(Entries from a dataset)
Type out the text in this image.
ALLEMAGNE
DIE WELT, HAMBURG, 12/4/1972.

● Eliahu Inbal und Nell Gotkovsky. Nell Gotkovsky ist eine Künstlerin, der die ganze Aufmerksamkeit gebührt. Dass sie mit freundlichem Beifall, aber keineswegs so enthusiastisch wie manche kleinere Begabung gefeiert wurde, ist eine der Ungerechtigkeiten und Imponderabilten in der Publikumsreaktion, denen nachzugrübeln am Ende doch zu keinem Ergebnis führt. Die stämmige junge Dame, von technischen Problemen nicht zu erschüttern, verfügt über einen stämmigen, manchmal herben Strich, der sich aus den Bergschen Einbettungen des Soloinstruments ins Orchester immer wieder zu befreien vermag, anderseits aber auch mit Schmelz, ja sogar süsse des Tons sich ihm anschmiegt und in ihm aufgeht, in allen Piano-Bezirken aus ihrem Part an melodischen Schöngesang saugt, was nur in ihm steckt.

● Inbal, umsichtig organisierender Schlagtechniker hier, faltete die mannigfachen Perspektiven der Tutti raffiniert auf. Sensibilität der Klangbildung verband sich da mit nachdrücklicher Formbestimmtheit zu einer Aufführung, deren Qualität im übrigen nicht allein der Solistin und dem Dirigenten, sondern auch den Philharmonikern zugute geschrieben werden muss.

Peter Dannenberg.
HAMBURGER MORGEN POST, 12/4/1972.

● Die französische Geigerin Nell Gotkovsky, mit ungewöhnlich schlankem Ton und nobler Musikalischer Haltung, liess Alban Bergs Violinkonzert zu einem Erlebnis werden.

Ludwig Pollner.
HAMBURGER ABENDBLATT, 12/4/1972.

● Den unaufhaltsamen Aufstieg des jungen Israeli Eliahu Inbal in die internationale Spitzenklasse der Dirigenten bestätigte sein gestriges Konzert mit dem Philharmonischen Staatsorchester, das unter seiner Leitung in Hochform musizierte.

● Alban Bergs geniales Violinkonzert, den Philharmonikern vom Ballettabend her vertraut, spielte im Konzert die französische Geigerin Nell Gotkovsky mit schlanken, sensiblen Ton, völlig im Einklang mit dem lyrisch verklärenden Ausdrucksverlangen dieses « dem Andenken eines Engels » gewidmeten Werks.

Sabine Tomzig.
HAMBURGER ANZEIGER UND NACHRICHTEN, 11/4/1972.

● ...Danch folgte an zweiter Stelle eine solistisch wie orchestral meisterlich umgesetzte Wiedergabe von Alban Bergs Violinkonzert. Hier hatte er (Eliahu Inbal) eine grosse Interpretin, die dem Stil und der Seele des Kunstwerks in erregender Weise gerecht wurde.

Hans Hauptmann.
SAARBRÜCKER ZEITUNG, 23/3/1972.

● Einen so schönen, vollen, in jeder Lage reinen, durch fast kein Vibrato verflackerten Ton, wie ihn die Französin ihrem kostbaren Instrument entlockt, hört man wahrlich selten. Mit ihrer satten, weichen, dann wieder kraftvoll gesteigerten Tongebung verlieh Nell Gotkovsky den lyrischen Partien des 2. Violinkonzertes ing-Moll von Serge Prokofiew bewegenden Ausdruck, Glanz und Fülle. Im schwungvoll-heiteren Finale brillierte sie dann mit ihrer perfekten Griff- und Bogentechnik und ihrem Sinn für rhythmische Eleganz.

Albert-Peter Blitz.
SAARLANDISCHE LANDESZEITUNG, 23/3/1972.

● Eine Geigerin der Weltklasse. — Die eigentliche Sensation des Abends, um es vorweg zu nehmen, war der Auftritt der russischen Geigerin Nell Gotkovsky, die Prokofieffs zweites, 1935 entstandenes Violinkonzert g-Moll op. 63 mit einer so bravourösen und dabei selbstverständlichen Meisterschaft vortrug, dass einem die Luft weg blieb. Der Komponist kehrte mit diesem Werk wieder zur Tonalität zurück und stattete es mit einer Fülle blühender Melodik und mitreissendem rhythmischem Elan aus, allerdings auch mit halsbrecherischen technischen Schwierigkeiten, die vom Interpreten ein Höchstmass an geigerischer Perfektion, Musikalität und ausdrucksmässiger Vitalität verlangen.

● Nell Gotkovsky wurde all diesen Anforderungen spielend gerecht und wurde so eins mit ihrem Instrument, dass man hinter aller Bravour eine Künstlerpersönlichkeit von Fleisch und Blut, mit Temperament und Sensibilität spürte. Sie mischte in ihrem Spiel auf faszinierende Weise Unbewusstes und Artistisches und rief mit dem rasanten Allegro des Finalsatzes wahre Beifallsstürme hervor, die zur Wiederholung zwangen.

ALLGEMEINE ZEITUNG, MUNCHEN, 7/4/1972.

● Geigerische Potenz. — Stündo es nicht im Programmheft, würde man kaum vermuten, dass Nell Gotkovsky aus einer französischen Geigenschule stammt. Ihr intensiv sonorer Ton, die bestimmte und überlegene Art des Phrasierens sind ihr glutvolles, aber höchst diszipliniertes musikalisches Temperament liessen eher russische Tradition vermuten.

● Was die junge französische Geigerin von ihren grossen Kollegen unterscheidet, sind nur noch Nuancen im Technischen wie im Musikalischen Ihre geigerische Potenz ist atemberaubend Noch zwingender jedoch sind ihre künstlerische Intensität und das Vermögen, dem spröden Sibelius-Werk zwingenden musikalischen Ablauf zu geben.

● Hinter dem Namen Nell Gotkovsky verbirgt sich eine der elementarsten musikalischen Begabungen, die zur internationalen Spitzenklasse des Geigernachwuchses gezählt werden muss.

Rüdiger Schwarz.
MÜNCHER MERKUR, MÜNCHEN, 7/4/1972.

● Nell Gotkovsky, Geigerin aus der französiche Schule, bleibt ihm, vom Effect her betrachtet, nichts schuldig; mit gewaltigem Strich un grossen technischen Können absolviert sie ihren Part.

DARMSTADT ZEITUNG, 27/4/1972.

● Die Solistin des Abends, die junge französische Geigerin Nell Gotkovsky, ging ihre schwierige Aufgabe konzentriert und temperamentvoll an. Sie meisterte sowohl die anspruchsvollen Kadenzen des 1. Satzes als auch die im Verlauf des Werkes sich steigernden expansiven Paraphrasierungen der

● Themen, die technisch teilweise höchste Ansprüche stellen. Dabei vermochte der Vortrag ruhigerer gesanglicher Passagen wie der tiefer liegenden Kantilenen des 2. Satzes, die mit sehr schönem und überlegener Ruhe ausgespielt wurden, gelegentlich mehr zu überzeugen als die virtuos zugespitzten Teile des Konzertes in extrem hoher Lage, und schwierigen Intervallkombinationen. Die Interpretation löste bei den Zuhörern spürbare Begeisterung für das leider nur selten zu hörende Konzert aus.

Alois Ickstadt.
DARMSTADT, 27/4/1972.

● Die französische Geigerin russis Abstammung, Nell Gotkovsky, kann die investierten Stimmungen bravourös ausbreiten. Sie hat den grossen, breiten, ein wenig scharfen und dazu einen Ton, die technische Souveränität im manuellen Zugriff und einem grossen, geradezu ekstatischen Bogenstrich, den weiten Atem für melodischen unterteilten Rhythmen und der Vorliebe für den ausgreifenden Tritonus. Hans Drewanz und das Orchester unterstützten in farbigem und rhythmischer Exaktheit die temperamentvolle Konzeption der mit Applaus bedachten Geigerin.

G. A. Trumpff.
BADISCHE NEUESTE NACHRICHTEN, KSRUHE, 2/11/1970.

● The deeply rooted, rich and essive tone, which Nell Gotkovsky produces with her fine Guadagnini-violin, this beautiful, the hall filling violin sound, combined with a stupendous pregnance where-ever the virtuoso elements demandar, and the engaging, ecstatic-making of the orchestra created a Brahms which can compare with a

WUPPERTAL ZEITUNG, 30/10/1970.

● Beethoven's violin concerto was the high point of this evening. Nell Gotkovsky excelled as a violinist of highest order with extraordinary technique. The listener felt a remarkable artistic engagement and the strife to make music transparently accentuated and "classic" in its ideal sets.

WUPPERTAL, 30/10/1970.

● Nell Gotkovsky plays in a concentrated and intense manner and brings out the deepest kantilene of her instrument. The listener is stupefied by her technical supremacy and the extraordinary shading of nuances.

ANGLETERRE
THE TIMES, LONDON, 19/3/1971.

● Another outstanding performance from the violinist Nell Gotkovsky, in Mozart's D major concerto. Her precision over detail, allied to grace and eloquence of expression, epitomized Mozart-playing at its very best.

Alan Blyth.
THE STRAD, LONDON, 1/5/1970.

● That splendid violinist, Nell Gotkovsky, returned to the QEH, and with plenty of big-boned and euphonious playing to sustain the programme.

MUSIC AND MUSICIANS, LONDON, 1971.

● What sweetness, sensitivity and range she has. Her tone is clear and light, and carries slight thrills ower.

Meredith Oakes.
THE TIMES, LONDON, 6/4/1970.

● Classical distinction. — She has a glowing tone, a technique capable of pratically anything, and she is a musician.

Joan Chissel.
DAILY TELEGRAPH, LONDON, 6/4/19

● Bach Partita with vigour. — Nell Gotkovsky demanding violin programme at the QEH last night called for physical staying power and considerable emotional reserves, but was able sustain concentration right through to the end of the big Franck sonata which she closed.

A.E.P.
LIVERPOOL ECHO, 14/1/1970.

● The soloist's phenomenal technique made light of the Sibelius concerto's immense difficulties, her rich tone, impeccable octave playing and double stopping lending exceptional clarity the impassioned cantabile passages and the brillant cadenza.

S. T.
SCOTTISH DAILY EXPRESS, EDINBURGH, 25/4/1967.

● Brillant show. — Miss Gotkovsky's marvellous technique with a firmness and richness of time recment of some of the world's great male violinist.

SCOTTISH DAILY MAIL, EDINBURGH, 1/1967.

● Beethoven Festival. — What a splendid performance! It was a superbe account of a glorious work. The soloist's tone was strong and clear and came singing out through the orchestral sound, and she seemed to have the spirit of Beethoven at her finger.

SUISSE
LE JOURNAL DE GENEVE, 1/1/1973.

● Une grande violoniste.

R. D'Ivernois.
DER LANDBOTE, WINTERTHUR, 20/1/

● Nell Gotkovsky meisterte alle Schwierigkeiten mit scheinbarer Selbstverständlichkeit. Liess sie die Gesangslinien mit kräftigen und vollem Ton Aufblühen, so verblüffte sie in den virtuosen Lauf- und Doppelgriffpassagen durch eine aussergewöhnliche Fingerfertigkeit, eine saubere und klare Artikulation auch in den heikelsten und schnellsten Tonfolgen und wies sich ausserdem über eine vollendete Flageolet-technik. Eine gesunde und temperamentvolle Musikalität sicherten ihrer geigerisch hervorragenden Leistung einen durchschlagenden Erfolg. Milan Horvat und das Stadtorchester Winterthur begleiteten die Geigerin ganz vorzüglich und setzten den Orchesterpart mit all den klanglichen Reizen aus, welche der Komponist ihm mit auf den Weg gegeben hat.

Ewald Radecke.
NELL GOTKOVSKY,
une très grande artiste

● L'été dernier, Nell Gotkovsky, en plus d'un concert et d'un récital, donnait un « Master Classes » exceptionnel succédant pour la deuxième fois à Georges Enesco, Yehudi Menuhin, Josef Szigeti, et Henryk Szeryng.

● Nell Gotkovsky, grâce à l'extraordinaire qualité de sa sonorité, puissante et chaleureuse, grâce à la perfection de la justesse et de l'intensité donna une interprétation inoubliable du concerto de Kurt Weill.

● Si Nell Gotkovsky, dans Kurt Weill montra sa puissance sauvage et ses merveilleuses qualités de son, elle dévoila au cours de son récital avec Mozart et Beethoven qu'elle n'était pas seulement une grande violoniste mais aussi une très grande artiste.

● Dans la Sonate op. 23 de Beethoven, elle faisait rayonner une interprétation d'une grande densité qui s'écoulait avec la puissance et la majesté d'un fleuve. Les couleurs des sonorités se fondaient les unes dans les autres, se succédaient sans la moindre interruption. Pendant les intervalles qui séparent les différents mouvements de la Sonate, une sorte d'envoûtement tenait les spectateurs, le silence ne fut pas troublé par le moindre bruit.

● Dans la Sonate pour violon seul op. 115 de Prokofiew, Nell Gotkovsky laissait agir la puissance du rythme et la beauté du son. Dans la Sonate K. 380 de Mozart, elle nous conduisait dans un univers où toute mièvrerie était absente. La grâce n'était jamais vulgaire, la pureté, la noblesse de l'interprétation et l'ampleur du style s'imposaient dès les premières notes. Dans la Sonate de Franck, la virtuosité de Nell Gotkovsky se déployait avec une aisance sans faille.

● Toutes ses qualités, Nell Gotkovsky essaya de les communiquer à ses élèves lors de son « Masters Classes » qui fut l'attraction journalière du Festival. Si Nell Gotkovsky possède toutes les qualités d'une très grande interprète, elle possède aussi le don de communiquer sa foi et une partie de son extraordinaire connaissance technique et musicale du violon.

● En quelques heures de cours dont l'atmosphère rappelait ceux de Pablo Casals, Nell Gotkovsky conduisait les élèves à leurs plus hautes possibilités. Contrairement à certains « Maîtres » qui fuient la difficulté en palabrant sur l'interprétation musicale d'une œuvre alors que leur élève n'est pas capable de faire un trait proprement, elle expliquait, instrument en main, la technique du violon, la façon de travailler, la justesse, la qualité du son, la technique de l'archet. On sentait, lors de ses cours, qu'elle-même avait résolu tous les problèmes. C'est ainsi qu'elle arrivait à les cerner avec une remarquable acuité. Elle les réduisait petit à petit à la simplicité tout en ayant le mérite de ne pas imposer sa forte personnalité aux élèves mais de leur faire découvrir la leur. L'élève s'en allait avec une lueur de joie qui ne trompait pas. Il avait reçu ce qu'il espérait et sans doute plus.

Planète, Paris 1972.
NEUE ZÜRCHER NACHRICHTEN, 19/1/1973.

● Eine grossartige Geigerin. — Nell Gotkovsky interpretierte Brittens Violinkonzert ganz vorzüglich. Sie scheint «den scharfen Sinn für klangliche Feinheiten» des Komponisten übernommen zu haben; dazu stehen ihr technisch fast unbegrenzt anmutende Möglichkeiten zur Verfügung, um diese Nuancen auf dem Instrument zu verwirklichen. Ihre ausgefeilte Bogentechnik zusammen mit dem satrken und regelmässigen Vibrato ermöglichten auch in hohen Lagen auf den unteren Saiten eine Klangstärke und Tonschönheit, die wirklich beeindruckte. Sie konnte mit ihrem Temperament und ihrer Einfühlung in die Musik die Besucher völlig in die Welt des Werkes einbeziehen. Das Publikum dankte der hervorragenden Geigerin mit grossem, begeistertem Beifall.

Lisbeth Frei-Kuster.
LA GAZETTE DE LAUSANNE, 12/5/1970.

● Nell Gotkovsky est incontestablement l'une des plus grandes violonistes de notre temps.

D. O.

= What is expected =
Report the number of lines that include the string "with"; return nothing but the count.

= Result for this exercise =
5